------ Dataset ------
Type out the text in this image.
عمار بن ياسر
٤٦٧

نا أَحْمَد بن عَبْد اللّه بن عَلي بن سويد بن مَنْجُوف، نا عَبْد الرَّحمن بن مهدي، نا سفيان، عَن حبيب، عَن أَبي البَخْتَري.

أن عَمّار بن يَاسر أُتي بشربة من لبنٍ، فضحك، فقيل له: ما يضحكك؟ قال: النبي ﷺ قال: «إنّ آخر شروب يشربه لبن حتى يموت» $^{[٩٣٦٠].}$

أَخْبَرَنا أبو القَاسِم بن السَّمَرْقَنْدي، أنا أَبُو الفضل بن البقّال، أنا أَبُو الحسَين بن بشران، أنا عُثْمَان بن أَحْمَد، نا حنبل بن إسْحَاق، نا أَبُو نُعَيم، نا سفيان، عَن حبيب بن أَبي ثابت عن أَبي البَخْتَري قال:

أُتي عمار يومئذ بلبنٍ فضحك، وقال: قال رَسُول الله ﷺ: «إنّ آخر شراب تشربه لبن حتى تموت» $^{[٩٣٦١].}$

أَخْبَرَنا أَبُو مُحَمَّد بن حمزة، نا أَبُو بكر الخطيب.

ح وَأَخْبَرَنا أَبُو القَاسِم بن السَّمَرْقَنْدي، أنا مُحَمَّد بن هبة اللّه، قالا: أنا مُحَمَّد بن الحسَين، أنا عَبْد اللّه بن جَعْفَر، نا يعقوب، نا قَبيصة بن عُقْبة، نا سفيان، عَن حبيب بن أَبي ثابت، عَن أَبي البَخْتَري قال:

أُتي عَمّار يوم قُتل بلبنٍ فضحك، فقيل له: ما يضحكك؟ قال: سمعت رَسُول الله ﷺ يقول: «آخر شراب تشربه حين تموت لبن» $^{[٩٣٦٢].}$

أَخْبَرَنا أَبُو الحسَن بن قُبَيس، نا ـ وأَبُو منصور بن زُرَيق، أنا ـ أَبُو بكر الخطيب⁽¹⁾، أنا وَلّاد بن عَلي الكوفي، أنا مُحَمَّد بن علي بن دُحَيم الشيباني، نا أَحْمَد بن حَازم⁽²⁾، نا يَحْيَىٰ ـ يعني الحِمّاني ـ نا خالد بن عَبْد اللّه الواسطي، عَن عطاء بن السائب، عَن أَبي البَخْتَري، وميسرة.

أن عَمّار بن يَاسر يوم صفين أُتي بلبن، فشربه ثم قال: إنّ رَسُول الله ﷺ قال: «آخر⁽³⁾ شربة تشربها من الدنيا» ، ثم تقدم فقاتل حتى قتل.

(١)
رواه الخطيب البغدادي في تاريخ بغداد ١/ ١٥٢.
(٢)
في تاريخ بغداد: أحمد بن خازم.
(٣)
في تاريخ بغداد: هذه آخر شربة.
------
### What is being asked
Return each line of the records above exactly as it reads.

### Answer to the exercise
Type out the text in this image.
عمار بن ياسر
٤٦٧

نا أَحْمَد بن عَبْد اللّه بن عَلي بن سويد بن مَنْجُوف، نا عَبْد الرَّحمن بن مهدي، نا سفيان، عَن حبيب، عَن أَبي البَخْتَري.

أن عَمّار بن يَاسر أُتي بشربة من لبنٍ، فضحك، فقيل له: ما يضحكك؟ قال: النبي ﷺ قال: «إنّ آخر شروب يشربه لبن حتى يموت» $^{[٩٣٦٠].}$

أَخْبَرَنا أبو القَاسِم بن السَّمَرْقَنْدي، أنا أَبُو الفضل بن البقّال، أنا أَبُو الحسَين بن بشران، أنا عُثْمَان بن أَحْمَد، نا حنبل بن إسْحَاق، نا أَبُو نُعَيم، نا سفيان، عَن حبيب بن أَبي ثابت عن أَبي البَخْتَري قال:

أُتي عمار يومئذ بلبنٍ فضحك، وقال: قال رَسُول الله ﷺ: «إنّ آخر شراب تشربه لبن حتى تموت» $^{[٩٣٦١].}$

أَخْبَرَنا أَبُو مُحَمَّد بن حمزة، نا أَبُو بكر الخطيب.

ح وَأَخْبَرَنا أَبُو القَاسِم بن السَّمَرْقَنْدي، أنا مُحَمَّد بن هبة اللّه، قالا: أنا مُحَمَّد بن الحسَين، أنا عَبْد اللّه بن جَعْفَر، نا يعقوب، نا قَبيصة بن عُقْبة، نا سفيان، عَن حبيب بن أَبي ثابت، عَن أَبي البَخْتَري قال:

أُتي عَمّار يوم قُتل بلبنٍ فضحك، فقيل له: ما يضحكك؟ قال: سمعت رَسُول الله ﷺ يقول: «آخر شراب تشربه حين تموت لبن» $^{[٩٣٦٢].}$

أَخْبَرَنا أَبُو الحسَن بن قُبَيس، نا ـ وأَبُو منصور بن زُرَيق، أنا ـ أَبُو بكر الخطيب⁽¹⁾، أنا وَلّاد بن عَلي الكوفي، أنا مُحَمَّد بن علي بن دُحَيم الشيباني، نا أَحْمَد بن حَازم⁽²⁾، نا يَحْيَىٰ ـ يعني الحِمّاني ـ نا خالد بن عَبْد اللّه الواسطي، عَن عطاء بن السائب، عَن أَبي البَخْتَري، وميسرة.

أن عَمّار بن يَاسر يوم صفين أُتي بلبن، فشربه ثم قال: إنّ رَسُول الله ﷺ قال: «آخر⁽³⁾ شربة تشربها من الدنيا» ، ثم تقدم فقاتل حتى قتل.

(١)
رواه الخطيب البغدادي في تاريخ بغداد ١/ ١٥٢.
(٢)
في تاريخ بغداد: أحمد بن خازم.
(٣)
في تاريخ بغداد: هذه آخر شربة.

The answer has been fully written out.